- _TASK BRIEF_:
Look through the lines below and extract any with the word "Pleistocene".

··········

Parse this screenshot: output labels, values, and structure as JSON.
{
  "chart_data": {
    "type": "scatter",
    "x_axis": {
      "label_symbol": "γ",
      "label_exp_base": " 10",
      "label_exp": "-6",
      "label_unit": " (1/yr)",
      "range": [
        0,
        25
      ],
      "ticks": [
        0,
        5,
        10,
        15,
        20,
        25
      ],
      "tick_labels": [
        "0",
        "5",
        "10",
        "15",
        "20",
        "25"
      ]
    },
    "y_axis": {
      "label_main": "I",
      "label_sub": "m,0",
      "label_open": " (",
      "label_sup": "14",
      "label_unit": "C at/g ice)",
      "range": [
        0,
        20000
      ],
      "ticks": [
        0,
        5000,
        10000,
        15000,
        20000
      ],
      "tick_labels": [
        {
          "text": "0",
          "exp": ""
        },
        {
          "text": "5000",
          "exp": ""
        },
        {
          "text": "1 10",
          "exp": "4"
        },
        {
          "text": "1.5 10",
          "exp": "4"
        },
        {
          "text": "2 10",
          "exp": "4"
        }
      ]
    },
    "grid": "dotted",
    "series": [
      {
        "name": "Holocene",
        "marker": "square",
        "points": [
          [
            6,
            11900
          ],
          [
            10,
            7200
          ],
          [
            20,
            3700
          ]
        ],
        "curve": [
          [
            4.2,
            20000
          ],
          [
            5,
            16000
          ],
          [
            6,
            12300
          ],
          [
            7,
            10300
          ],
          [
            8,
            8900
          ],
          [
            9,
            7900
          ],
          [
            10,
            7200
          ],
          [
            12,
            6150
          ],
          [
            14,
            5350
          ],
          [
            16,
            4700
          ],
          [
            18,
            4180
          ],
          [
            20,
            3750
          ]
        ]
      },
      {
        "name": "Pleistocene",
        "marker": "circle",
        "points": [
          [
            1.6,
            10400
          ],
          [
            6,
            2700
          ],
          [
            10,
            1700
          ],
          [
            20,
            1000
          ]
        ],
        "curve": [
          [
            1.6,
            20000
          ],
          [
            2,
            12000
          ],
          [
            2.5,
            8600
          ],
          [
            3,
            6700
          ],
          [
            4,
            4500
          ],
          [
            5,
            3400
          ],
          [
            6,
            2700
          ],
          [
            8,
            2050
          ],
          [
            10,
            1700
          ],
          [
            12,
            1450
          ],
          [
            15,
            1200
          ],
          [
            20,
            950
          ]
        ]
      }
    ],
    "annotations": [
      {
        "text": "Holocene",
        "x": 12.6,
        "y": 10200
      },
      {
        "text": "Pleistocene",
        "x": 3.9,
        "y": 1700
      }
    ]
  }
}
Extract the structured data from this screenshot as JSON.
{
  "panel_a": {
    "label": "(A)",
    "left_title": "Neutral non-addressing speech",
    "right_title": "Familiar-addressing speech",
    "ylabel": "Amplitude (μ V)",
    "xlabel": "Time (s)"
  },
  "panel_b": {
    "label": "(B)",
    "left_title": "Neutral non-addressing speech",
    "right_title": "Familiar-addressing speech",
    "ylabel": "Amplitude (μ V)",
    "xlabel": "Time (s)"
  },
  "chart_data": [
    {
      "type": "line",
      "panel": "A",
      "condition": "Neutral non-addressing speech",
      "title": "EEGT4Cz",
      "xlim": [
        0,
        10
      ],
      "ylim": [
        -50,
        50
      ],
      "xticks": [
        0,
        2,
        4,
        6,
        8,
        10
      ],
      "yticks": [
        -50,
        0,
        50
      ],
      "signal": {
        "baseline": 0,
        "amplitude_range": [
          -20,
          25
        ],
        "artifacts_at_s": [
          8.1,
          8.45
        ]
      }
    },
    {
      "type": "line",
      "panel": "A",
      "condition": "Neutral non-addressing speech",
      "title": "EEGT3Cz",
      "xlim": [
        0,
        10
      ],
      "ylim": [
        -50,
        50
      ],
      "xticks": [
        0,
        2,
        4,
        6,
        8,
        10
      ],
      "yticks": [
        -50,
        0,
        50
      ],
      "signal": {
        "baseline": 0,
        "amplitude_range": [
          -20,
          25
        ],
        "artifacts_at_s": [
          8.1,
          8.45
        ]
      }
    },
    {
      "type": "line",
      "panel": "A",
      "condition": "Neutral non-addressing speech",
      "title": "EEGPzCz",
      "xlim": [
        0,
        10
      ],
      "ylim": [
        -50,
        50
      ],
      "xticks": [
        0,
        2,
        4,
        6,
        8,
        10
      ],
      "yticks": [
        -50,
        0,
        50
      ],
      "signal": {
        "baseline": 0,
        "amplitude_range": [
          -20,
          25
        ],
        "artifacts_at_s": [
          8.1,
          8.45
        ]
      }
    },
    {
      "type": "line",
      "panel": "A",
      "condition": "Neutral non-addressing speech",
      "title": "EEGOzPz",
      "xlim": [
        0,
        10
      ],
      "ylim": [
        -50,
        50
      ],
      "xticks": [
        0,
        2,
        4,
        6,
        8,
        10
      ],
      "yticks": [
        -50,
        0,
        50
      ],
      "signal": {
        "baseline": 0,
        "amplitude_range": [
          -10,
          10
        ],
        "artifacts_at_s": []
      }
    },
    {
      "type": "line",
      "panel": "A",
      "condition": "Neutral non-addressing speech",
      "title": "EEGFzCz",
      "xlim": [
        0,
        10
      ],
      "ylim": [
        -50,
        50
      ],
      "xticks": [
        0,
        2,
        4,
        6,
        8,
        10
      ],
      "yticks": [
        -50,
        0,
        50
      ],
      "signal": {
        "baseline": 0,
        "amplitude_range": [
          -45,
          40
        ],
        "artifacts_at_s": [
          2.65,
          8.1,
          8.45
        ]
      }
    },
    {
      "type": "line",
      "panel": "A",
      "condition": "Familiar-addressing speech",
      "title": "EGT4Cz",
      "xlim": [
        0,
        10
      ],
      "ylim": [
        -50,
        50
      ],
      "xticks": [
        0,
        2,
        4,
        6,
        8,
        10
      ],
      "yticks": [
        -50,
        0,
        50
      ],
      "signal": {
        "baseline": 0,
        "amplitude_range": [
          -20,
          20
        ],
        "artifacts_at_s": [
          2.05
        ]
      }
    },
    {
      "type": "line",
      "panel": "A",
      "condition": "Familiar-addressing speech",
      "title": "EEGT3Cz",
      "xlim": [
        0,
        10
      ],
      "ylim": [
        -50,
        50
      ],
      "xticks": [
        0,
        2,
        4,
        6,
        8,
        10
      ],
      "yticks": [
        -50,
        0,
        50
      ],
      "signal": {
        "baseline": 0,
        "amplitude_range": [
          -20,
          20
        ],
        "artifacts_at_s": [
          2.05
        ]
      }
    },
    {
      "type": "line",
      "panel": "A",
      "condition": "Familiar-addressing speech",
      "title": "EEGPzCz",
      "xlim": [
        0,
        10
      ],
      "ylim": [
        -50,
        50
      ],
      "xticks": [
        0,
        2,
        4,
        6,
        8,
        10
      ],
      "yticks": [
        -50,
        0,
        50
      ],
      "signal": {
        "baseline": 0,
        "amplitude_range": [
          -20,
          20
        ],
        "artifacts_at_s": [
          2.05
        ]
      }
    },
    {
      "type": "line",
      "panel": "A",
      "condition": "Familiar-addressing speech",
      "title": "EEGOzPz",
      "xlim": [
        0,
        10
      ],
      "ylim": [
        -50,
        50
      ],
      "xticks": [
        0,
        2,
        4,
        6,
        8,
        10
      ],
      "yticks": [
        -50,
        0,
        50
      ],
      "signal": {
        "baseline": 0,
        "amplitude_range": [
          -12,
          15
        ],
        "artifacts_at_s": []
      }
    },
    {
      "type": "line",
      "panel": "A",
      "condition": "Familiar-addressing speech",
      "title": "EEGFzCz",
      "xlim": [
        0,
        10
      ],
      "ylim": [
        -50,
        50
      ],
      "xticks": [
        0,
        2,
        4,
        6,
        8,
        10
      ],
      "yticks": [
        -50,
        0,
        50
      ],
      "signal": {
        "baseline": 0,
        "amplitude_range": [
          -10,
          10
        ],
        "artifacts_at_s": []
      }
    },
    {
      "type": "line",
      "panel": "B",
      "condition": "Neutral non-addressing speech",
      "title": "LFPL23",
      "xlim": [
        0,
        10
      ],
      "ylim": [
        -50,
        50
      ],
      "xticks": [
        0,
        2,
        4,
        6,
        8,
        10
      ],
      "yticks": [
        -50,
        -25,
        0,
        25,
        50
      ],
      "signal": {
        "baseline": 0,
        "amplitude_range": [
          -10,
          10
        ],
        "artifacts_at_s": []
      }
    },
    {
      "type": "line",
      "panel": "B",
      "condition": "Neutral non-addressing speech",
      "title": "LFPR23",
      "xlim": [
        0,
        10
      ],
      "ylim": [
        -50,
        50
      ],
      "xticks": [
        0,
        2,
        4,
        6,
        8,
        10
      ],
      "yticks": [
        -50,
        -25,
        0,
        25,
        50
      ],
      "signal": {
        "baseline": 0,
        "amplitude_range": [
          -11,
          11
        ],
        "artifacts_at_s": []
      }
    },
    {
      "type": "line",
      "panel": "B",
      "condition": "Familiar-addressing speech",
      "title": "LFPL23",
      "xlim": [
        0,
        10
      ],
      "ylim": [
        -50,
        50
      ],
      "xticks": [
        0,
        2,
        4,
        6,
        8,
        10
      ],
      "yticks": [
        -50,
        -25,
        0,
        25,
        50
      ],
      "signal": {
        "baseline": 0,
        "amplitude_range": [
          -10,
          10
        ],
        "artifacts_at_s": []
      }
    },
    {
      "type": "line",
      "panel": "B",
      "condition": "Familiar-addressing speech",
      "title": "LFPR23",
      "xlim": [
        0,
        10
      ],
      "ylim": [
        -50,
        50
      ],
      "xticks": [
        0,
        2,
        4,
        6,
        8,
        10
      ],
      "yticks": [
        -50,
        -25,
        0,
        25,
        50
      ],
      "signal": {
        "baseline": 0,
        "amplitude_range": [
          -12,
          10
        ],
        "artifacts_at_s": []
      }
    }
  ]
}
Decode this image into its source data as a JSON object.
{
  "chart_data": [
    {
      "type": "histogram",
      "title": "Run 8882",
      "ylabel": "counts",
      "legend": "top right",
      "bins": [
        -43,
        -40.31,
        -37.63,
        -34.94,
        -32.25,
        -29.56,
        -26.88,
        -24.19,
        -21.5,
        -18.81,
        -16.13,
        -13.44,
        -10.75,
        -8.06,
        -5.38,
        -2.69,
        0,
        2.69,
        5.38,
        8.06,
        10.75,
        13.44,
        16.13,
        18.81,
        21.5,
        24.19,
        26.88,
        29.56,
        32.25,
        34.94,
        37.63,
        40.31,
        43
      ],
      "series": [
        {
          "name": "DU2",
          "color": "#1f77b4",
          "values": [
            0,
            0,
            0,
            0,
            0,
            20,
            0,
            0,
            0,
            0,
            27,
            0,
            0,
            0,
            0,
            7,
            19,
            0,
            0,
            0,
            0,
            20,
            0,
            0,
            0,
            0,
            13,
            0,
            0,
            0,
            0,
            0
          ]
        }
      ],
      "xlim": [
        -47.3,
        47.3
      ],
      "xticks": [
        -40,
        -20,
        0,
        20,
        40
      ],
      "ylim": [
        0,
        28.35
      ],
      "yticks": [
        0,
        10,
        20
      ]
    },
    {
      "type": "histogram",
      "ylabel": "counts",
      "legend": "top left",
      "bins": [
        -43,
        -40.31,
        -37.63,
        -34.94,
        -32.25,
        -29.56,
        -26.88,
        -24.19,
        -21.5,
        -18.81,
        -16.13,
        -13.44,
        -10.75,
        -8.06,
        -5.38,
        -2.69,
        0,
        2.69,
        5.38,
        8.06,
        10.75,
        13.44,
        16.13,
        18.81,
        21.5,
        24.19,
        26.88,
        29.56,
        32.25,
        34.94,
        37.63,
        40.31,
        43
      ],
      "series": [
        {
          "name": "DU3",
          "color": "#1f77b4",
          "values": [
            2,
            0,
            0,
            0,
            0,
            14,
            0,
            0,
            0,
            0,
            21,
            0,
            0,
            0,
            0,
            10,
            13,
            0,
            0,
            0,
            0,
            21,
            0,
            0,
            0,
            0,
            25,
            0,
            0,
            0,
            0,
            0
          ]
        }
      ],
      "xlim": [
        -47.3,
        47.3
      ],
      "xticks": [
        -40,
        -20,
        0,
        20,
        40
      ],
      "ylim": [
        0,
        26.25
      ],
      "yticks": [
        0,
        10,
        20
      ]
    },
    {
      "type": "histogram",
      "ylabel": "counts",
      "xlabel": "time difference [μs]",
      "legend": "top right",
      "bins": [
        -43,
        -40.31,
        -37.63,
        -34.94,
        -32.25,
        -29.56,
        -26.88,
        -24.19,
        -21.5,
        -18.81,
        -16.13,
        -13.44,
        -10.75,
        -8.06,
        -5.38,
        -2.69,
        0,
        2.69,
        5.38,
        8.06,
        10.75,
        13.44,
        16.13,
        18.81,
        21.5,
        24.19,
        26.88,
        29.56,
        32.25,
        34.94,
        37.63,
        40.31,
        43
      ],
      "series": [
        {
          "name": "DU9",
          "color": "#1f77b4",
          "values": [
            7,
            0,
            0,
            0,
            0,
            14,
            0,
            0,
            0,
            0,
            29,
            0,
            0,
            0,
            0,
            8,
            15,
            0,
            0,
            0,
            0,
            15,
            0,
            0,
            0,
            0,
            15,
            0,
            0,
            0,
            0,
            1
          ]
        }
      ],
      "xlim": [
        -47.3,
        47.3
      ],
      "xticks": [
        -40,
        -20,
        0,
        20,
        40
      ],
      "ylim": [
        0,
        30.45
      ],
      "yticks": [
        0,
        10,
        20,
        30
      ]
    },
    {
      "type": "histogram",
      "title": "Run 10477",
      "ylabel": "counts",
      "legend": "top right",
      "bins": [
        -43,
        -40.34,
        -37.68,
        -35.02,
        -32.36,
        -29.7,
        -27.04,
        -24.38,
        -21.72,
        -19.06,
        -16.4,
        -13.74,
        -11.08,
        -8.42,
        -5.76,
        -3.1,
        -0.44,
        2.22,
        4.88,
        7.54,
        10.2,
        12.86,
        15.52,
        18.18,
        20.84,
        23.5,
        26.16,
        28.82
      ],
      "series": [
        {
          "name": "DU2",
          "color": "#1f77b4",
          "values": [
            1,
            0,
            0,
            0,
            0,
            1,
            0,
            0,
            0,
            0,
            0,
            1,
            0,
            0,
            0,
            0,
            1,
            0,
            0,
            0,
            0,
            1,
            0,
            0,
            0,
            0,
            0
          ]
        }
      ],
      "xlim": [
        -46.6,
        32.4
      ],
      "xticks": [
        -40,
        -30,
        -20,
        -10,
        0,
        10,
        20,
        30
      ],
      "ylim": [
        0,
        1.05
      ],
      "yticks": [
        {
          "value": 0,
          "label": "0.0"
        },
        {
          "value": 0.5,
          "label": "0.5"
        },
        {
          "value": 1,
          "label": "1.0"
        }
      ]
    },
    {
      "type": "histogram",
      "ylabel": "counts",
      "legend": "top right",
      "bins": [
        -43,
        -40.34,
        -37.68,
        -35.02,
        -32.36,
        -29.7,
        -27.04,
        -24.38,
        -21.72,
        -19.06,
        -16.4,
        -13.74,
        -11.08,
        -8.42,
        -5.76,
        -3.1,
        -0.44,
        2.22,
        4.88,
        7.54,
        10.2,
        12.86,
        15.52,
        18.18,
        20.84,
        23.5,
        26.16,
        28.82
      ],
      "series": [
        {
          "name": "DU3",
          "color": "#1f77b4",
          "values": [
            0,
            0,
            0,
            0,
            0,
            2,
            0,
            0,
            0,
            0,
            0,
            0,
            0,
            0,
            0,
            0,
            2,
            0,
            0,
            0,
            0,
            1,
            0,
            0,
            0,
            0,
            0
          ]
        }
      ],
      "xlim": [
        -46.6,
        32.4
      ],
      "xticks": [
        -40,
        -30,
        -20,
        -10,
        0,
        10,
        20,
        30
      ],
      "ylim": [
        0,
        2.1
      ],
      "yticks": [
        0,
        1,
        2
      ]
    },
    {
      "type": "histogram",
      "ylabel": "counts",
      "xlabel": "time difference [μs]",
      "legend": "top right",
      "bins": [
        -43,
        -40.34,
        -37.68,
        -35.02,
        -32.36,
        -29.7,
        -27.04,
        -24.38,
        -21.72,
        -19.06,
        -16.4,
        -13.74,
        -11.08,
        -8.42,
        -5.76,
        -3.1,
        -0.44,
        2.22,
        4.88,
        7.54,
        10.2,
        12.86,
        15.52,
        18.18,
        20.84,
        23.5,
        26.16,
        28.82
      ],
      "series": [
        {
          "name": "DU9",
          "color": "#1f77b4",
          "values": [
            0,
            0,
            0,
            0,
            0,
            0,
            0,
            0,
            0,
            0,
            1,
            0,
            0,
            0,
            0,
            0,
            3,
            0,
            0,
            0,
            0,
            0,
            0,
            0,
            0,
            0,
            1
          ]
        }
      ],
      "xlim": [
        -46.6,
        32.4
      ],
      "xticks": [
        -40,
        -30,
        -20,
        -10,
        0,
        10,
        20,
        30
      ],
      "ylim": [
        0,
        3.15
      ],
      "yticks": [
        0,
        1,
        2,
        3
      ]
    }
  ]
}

··········

- _RIGHT ANSWER_:
        "name": "Pleistocene",
        "text": "Pleistocene",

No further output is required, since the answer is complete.